Return, unchanged, the lines of the listing that begin with the one containing "trade-panel-prices: 22798 .5" and end with the one containing "date-label: 26 Apr", including both of those lines.

═════ Dataset content ═════

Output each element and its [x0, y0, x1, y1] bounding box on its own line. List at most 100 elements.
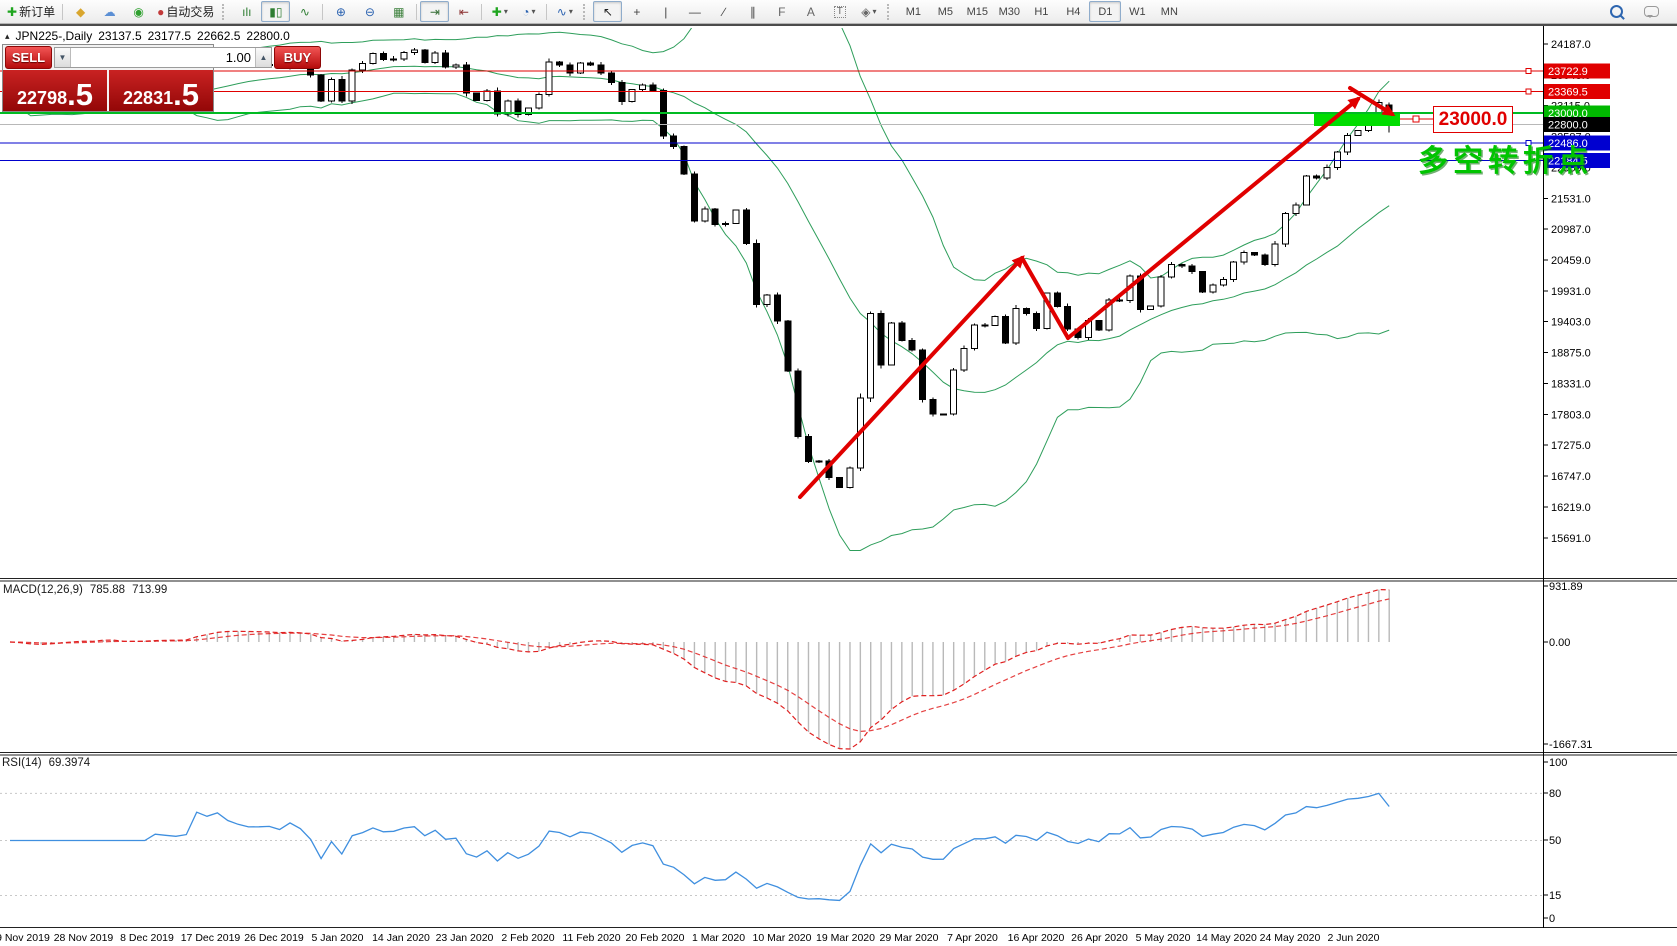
trade-panel-prices: 22798 .5 22831 .5 — [3, 70, 213, 111]
price-tick: 19931.0 — [1551, 286, 1591, 298]
turning-point-annotation[interactable]: 多空转折点 — [1418, 145, 1593, 178]
community-button[interactable]: ☁ — [95, 1, 124, 22]
price-axis-label: 22486.0 — [1548, 138, 1588, 150]
toolbar-separator — [481, 3, 483, 20]
tile-windows-button[interactable]: ▦ — [384, 1, 413, 22]
trend-arrow[interactable] — [798, 255, 1025, 499]
sell-price-main: 22798 — [17, 88, 68, 108]
horizontal-line-button[interactable]: — — [680, 1, 709, 22]
timeframe-d1-button[interactable]: D1 — [1089, 1, 1122, 22]
timeframe-mn-button[interactable]: MN — [1160, 5, 1178, 18]
price-tick: 18875.0 — [1551, 348, 1591, 360]
timeframe-h4-button[interactable]: H4 — [1066, 5, 1081, 18]
price-tick: 17275.0 — [1551, 440, 1591, 452]
auto-trading-label: 自动交易 — [166, 5, 215, 19]
trend-arrow[interactable] — [1348, 86, 1396, 117]
trend-arrows[interactable] — [798, 86, 1396, 499]
date-label: 26 Apr 2020 — [1071, 932, 1128, 944]
line-handle[interactable] — [1525, 88, 1532, 95]
rsi-axis-label: 50 — [1549, 835, 1561, 847]
trend-arrow[interactable] — [1066, 96, 1362, 340]
volume-increase-button[interactable]: ▲ — [255, 48, 271, 67]
main-toolbar: ✚ 新订单 ◆ ☁ ◉ ● 自动交易 ılı ▮▯ ∿ ⊕ ⊖ ▦ ⇥ ⇤ ✚ ▾ ◔ ▾ ∿ ▾ ↖ + | — ∕ ∥ F A T ◈ ▾… — [0, 0, 1677, 24]
fibonacci-button[interactable]: F — [767, 1, 796, 22]
bar-chart-icon: ılı — [242, 4, 252, 19]
trend-arrow[interactable] — [1020, 256, 1070, 340]
macd-axis-label: -1667.31 — [1549, 739, 1592, 751]
spinner-up-icon: ▲ — [259, 53, 268, 62]
cursor-button[interactable]: ↖ — [593, 1, 623, 22]
bar-chart-button[interactable]: ılı — [232, 1, 261, 22]
signals-button[interactable]: ◉ — [124, 1, 153, 22]
date-axis[interactable]: 19 Nov 2019 28 Nov 2019 8 Dec 2019 17 Dec 2… — [0, 932, 1380, 944]
sell-price[interactable]: 22798 .5 — [3, 70, 107, 111]
date-label: 23 Jan 2020 — [436, 932, 494, 944]
auto-scroll-button[interactable]: ⇥ — [420, 1, 450, 22]
volume-decrease-button[interactable]: ▼ — [55, 48, 71, 67]
volume-input[interactable] — [71, 50, 255, 65]
timeframe-m30-button[interactable]: M30 — [998, 5, 1021, 18]
timeframe-m15-button[interactable]: M15 — [966, 5, 989, 18]
macd-signal-value: 713.99 — [132, 584, 168, 596]
price-tick: 20459.0 — [1551, 255, 1591, 267]
zoom-out-button[interactable]: ⊖ — [355, 1, 384, 22]
community-icon: ☁ — [103, 4, 116, 19]
date-label: 1 Mar 2020 — [692, 932, 745, 944]
date-label: 2 Feb 2020 — [501, 932, 554, 944]
new-order-button[interactable]: ✚ 新订单 — [3, 1, 59, 22]
buy-price[interactable]: 22831 .5 — [109, 70, 213, 111]
trendline-button[interactable]: ∕ — [709, 1, 738, 22]
dropdown-caret-icon: ▾ — [568, 7, 573, 16]
price-axis-label: 23722.9 — [1548, 66, 1588, 78]
text-button[interactable]: A — [796, 1, 825, 22]
signals-icon: ◉ — [133, 4, 144, 19]
price-callout[interactable]: 23000.0 — [1433, 106, 1513, 133]
chart-window-border — [0, 24, 1677, 26]
text-label-button[interactable]: T — [825, 1, 854, 22]
toolbar-grip — [222, 3, 228, 20]
timeframe-m5-button[interactable]: M5 — [937, 5, 953, 18]
macd-pane — [9, 588, 1390, 750]
periods-icon: ◔ — [522, 4, 530, 19]
equidistant-channel-button[interactable]: ∥ — [738, 1, 767, 22]
crosshair-button[interactable]: + — [622, 1, 651, 22]
price-tick: 21531.0 — [1551, 193, 1591, 205]
line-handle[interactable] — [1525, 139, 1532, 146]
favorites-button[interactable]: ◆ — [66, 1, 95, 22]
periods-button[interactable]: ◔ ▾ — [514, 1, 543, 22]
candlestick-chart-button[interactable]: ▮▯ — [261, 1, 291, 22]
search-button[interactable] — [1602, 1, 1631, 22]
toolbar-separator — [546, 3, 548, 20]
arrows-button[interactable]: ◈ ▾ — [854, 1, 883, 22]
macd-axis-label: 0.00 — [1549, 637, 1570, 649]
rsi-axis-label: 15 — [1549, 890, 1561, 902]
rsi-pane — [0, 792, 1543, 902]
timeframe-m1-button[interactable]: M1 — [905, 5, 921, 18]
price-tick: 16219.0 — [1551, 502, 1591, 514]
auto-trading-button[interactable]: ● 自动交易 — [153, 1, 218, 22]
sell-button[interactable]: SELL — [5, 46, 52, 69]
line-handle[interactable] — [1525, 67, 1532, 74]
cursor-icon: ↖ — [602, 4, 613, 19]
open-value: 23137.5 — [98, 29, 142, 43]
close-value: 22800.0 — [246, 29, 290, 43]
vertical-line-button[interactable]: | — [651, 1, 680, 22]
timeframe-w1-button[interactable]: W1 — [1129, 5, 1146, 18]
timeframe-h1-button[interactable]: H1 — [1034, 5, 1049, 18]
buy-button[interactable]: BUY — [274, 46, 321, 69]
chart-shift-button[interactable]: ⇤ — [449, 1, 478, 22]
price-axis[interactable]: 24187.023643.023115.022587.022059.021531… — [1543, 39, 1610, 545]
horizontal-lines[interactable] — [0, 67, 1543, 161]
new-chart-button[interactable]: ✚ ▾ — [485, 1, 514, 22]
chat-button[interactable] — [1637, 1, 1666, 22]
date-label: 8 Dec 2019 — [120, 932, 174, 944]
volume-control: ▼ ▲ — [54, 47, 272, 68]
date-label: 24 May 2020 — [1260, 932, 1321, 944]
zoom-in-button[interactable]: ⊕ — [326, 1, 355, 22]
date-label: 11 Feb 2020 — [562, 932, 620, 944]
macd-title: MACD(12,26,9) — [3, 584, 83, 596]
callout-handle[interactable] — [1412, 115, 1420, 123]
line-chart-button[interactable]: ∿ — [290, 1, 319, 22]
indicators-button[interactable]: ∿ ▾ — [550, 1, 579, 22]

═════

Reply to the exercise ▸
trade-panel-prices: 22798 .5 22831 .5 — [3, 70, 213, 111]
price-tick: 19931.0 — [1551, 286, 1591, 298]
turning-point-annotation[interactable]: 多空转折点 — [1418, 145, 1593, 178]
community-button[interactable]: ☁ — [95, 1, 124, 22]
price-axis-label: 22486.0 — [1548, 138, 1588, 150]
toolbar-separator — [481, 3, 483, 20]
tile-windows-button[interactable]: ▦ — [384, 1, 413, 22]
trend-arrow[interactable] — [798, 255, 1025, 499]
sell-price-main: 22798 — [17, 88, 68, 108]
horizontal-line-button[interactable]: — — [680, 1, 709, 22]
timeframe-d1-button[interactable]: D1 — [1089, 1, 1122, 22]
timeframe-mn-button[interactable]: MN — [1160, 5, 1178, 18]
price-tick: 18875.0 — [1551, 348, 1591, 360]
timeframe-h4-button[interactable]: H4 — [1066, 5, 1081, 18]
price-tick: 17275.0 — [1551, 440, 1591, 452]
auto-trading-label: 自动交易 — [166, 5, 215, 19]
trend-arrow[interactable] — [1348, 86, 1396, 117]
trend-arrows[interactable] — [798, 86, 1396, 499]
date-label: 26 Apr 2020 — [1071, 932, 1128, 944]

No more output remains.